Given records -
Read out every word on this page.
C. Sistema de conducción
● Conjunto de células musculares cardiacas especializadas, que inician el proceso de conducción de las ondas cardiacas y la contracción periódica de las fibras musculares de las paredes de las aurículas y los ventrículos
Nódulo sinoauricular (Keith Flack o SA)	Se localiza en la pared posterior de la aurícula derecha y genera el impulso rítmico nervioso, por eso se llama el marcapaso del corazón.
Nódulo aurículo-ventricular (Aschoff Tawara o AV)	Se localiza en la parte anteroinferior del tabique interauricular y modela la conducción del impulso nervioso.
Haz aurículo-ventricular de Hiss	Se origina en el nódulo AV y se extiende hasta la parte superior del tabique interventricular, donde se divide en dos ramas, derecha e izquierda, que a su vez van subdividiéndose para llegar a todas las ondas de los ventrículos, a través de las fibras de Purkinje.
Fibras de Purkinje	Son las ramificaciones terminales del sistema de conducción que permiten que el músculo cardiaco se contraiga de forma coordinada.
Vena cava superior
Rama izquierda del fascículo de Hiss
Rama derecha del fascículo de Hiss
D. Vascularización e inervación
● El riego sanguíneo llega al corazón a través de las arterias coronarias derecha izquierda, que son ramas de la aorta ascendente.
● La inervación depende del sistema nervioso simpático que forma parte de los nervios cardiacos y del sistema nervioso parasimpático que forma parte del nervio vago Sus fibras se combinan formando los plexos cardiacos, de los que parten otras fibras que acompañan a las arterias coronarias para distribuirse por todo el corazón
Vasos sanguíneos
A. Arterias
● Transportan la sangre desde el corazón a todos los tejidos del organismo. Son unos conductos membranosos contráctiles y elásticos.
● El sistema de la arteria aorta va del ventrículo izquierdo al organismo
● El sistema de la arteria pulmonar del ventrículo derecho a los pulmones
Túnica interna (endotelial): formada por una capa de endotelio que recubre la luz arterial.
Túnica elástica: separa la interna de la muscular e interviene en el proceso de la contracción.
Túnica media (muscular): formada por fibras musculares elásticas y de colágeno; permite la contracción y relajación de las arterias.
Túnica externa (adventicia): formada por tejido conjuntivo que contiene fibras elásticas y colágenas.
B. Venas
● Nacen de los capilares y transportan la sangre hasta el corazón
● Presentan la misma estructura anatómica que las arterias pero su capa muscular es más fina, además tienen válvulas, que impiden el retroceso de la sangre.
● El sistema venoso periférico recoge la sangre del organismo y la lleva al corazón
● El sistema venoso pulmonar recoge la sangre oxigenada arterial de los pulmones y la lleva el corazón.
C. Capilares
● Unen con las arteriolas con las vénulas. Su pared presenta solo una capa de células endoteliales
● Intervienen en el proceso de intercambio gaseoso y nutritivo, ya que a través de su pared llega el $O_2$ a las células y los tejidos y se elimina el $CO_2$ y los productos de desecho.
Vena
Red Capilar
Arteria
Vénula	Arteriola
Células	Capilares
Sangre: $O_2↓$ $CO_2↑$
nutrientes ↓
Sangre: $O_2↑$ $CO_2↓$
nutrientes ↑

Prompt -
Output all of the material, please, exactly as it stands.

Problem solution -
Read out every word on this page.
C. Sistema de conducción
● Conjunto de células musculares cardiacas especializadas, que inician el proceso de conducción de las ondas cardiacas y la contracción periódica de las fibras musculares de las paredes de las aurículas y los ventrículos
Nódulo sinoauricular (Keith Flack o SA)	Se localiza en la pared posterior de la aurícula derecha y genera el impulso rítmico nervioso, por eso se llama el marcapaso del corazón.
Nódulo aurículo-ventricular (Aschoff Tawara o AV)	Se localiza en la parte anteroinferior del tabique interauricular y modela la conducción del impulso nervioso.
Haz aurículo-ventricular de Hiss	Se origina en el nódulo AV y se extiende hasta la parte superior del tabique interventricular, donde se divide en dos ramas, derecha e izquierda, que a su vez van subdividiéndose para llegar a todas las ondas de los ventrículos, a través de las fibras de Purkinje.
Fibras de Purkinje	Son las ramificaciones terminales del sistema de conducción que permiten que el músculo cardiaco se contraiga de forma coordinada.
Vena cava superior
Rama izquierda del fascículo de Hiss
Rama derecha del fascículo de Hiss
D. Vascularización e inervación
● El riego sanguíneo llega al corazón a través de las arterias coronarias derecha izquierda, que son ramas de la aorta ascendente.
● La inervación depende del sistema nervioso simpático que forma parte de los nervios cardiacos y del sistema nervioso parasimpático que forma parte del nervio vago Sus fibras se combinan formando los plexos cardiacos, de los que parten otras fibras que acompañan a las arterias coronarias para distribuirse por todo el corazón
Vasos sanguíneos
A. Arterias
● Transportan la sangre desde el corazón a todos los tejidos del organismo. Son unos conductos membranosos contráctiles y elásticos.
● El sistema de la arteria aorta va del ventrículo izquierdo al organismo
● El sistema de la arteria pulmonar del ventrículo derecho a los pulmones
Túnica interna (endotelial): formada por una capa de endotelio que recubre la luz arterial.
Túnica elástica: separa la interna de la muscular e interviene en el proceso de la contracción.
Túnica media (muscular): formada por fibras musculares elásticas y de colágeno; permite la contracción y relajación de las arterias.
Túnica externa (adventicia): formada por tejido conjuntivo que contiene fibras elásticas y colágenas.
B. Venas
● Nacen de los capilares y transportan la sangre hasta el corazón
● Presentan la misma estructura anatómica que las arterias pero su capa muscular es más fina, además tienen válvulas, que impiden el retroceso de la sangre.
● El sistema venoso periférico recoge la sangre del organismo y la lleva al corazón
● El sistema venoso pulmonar recoge la sangre oxigenada arterial de los pulmones y la lleva el corazón.
C. Capilares
● Unen con las arteriolas con las vénulas. Su pared presenta solo una capa de células endoteliales
● Intervienen en el proceso de intercambio gaseoso y nutritivo, ya que a través de su pared llega el $O_2$ a las células y los tejidos y se elimina el $CO_2$ y los productos de desecho.
Vena
Red Capilar
Arteria
Vénula	Arteriola
Células	Capilares
Sangre: $O_2↓$ $CO_2↑$
nutrientes ↓
Sangre: $O_2↑$ $CO_2↓$
nutrientes ↑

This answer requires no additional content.